**Prompt**
Restate the data below word for word. Skip any images it contains.

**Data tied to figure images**
.....

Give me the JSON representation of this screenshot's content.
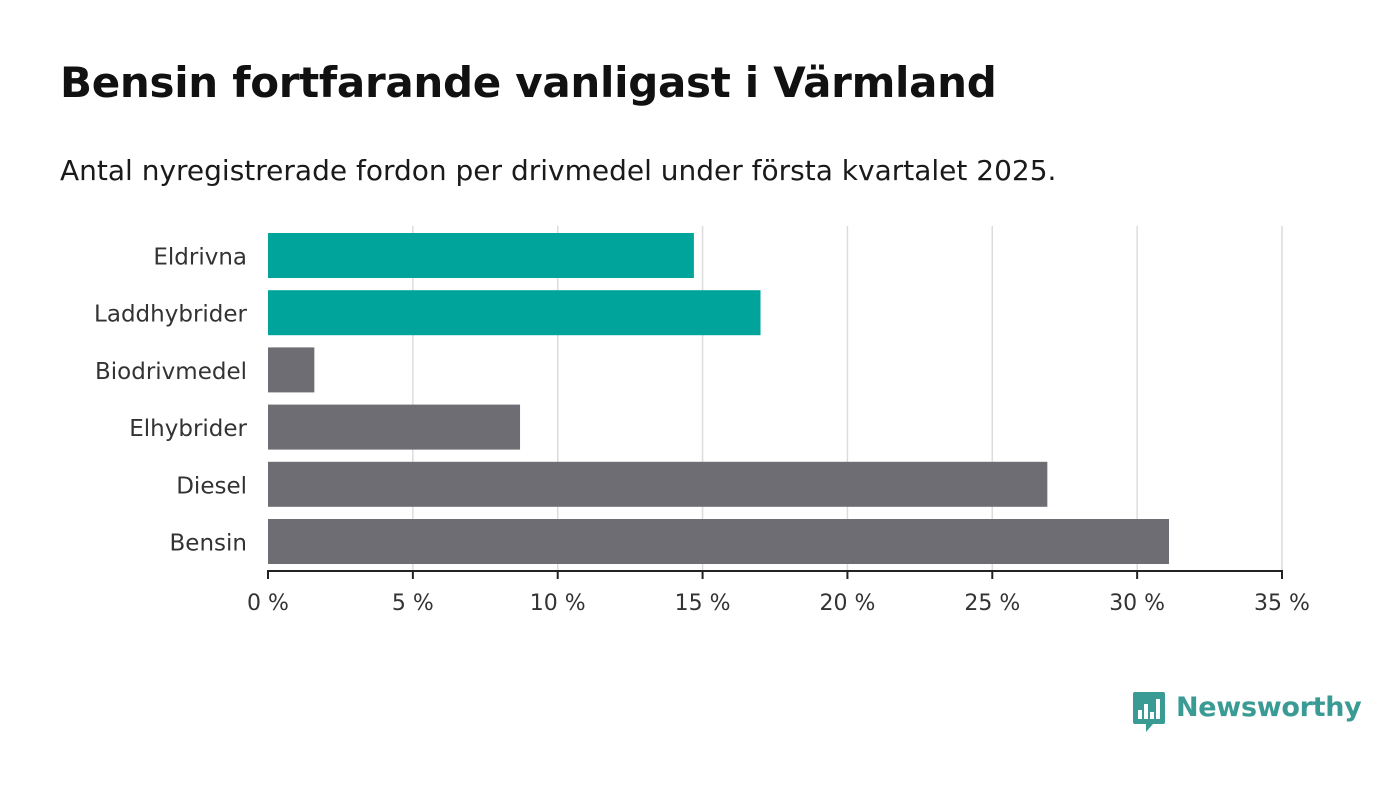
{
  "header": {
    "title": "Bensin fortfarande vanligast i Värmland",
    "subtitle": "Antal nyregistrerade fordon per drivmedel under första kvartalet 2025."
  },
  "chart_data": {
    "type": "bar",
    "orientation": "horizontal",
    "categories": [
      "Eldrivna",
      "Laddhybrider",
      "Biodrivmedel",
      "Elhybrider",
      "Diesel",
      "Bensin"
    ],
    "values": [
      14.7,
      17.0,
      1.6,
      8.7,
      26.9,
      31.1
    ],
    "bar_colors": [
      "#00a49a",
      "#00a49a",
      "#6e6d73",
      "#6e6d73",
      "#6e6d73",
      "#6e6d73"
    ],
    "xlim": [
      0,
      35
    ],
    "x_ticks": [
      0,
      5,
      10,
      15,
      20,
      25,
      30,
      35
    ],
    "x_tick_labels": [
      "0 %",
      "5 %",
      "10 %",
      "15 %",
      "20 %",
      "25 %",
      "30 %",
      "35 %"
    ],
    "xlabel": "",
    "ylabel": "",
    "grid": true
  },
  "branding": {
    "logo_text": "Newsworthy",
    "logo_icon": "bar-chart-speech-bubble-icon",
    "logo_color": "#3a9a94"
  }
}
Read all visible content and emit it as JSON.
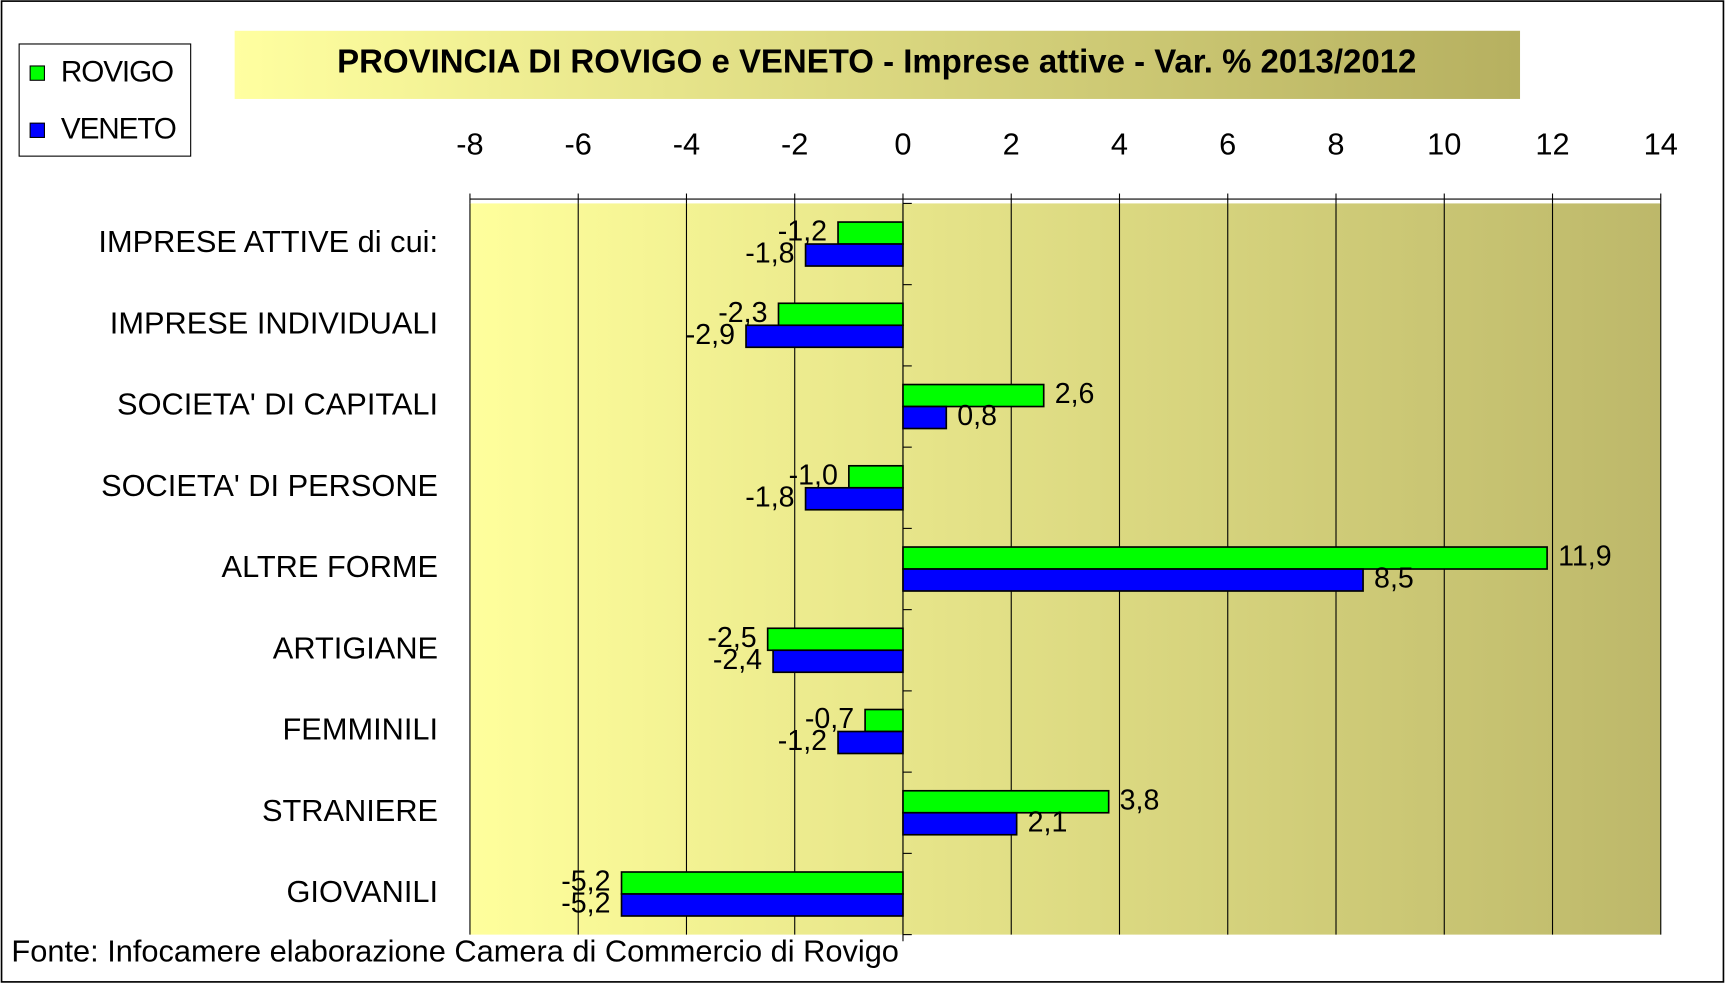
{
  "chart_data": {
    "type": "hbar",
    "title": "PROVINCIA DI ROVIGO e VENETO - Imprese attive - Var. % 2013/2012",
    "source": "Fonte: Infocamere elaborazione Camera di Commercio di Rovigo",
    "categories": [
      "IMPRESE ATTIVE di cui:",
      "IMPRESE INDIVIDUALI",
      "SOCIETA' DI CAPITALI",
      "SOCIETA' DI PERSONE",
      "ALTRE FORME",
      "ARTIGIANE",
      "FEMMINILI",
      "STRANIERE",
      "GIOVANILI"
    ],
    "series": [
      {
        "name": "ROVIGO",
        "color": "#00ff00",
        "values": [
          -1.2,
          -2.3,
          2.6,
          -1.0,
          11.9,
          -2.5,
          -0.7,
          3.8,
          -5.2
        ],
        "value_labels": [
          "-1,2",
          "-2,3",
          "2,6",
          "-1,0",
          "11,9",
          "-2,5",
          "-0,7",
          "3,8",
          "-5,2"
        ]
      },
      {
        "name": "VENETO",
        "color": "#0000ff",
        "values": [
          -1.8,
          -2.9,
          0.8,
          -1.8,
          8.5,
          -2.4,
          -1.2,
          2.1,
          -5.2
        ],
        "value_labels": [
          "-1,8",
          "-2,9",
          "0,8",
          "-1,8",
          "8,5",
          "-2,4",
          "-1,2",
          "2,1",
          "-5,2"
        ]
      }
    ],
    "xlim": [
      -8,
      14
    ],
    "xticks": [
      -8,
      -6,
      -4,
      -2,
      0,
      2,
      4,
      6,
      8,
      10,
      12,
      14
    ],
    "grid": true,
    "legend": "top-left"
  }
}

.....

**Task output**
Give me the JSON representation of this screenshot's content.
{
  "header": {
    "title": "Bensin fortfarande vanligast i Värmland",
    "subtitle": "Antal nyregistrerade fordon per drivmedel under första kvartalet 2025."
  },
  "chart_data": {
    "type": "bar",
    "orientation": "horizontal",
    "categories": [
      "Eldrivna",
      "Laddhybrider",
      "Biodrivmedel",
      "Elhybrider",
      "Diesel",
      "Bensin"
    ],
    "values": [
      14.7,
      17.0,
      1.6,
      8.7,
      26.9,
      31.1
    ],
    "bar_colors": [
      "#00a49a",
      "#00a49a",
      "#6e6d73",
      "#6e6d73",
      "#6e6d73",
      "#6e6d73"
    ],
    "xlim": [
      0,
      35
    ],
    "x_ticks": [
      0,
      5,
      10,
      15,
      20,
      25,
      30,
      35
    ],
    "x_tick_labels": [
      "0 %",
      "5 %",
      "10 %",
      "15 %",
      "20 %",
      "25 %",
      "30 %",
      "35 %"
    ],
    "xlabel": "",
    "ylabel": "",
    "grid": true
  },
  "branding": {
    "logo_text": "Newsworthy",
    "logo_icon": "bar-chart-speech-bubble-icon",
    "logo_color": "#3a9a94"
  }
}
Read all visible content and emit it as JSON.
{
  "chart_data": {
    "type": "hbar",
    "title": "PROVINCIA DI ROVIGO e VENETO - Imprese attive - Var. % 2013/2012",
    "source": "Fonte: Infocamere elaborazione Camera di Commercio di Rovigo",
    "categories": [
      "IMPRESE ATTIVE di cui:",
      "IMPRESE INDIVIDUALI",
      "SOCIETA' DI CAPITALI",
      "SOCIETA' DI PERSONE",
      "ALTRE FORME",
      "ARTIGIANE",
      "FEMMINILI",
      "STRANIERE",
      "GIOVANILI"
    ],
    "series": [
      {
        "name": "ROVIGO",
        "color": "#00ff00",
        "values": [
          -1.2,
          -2.3,
          2.6,
          -1.0,
          11.9,
          -2.5,
          -0.7,
          3.8,
          -5.2
        ],
        "value_labels": [
          "-1,2",
          "-2,3",
          "2,6",
          "-1,0",
          "11,9",
          "-2,5",
          "-0,7",
          "3,8",
          "-5,2"
        ]
      },
      {
        "name": "VENETO",
        "color": "#0000ff",
        "values": [
          -1.8,
          -2.9,
          0.8,
          -1.8,
          8.5,
          -2.4,
          -1.2,
          2.1,
          -5.2
        ],
        "value_labels": [
          "-1,8",
          "-2,9",
          "0,8",
          "-1,8",
          "8,5",
          "-2,4",
          "-1,2",
          "2,1",
          "-5,2"
        ]
      }
    ],
    "xlim": [
      -8,
      14
    ],
    "xticks": [
      -8,
      -6,
      -4,
      -2,
      0,
      2,
      4,
      6,
      8,
      10,
      12,
      14
    ],
    "grid": true,
    "legend": "top-left"
  }
}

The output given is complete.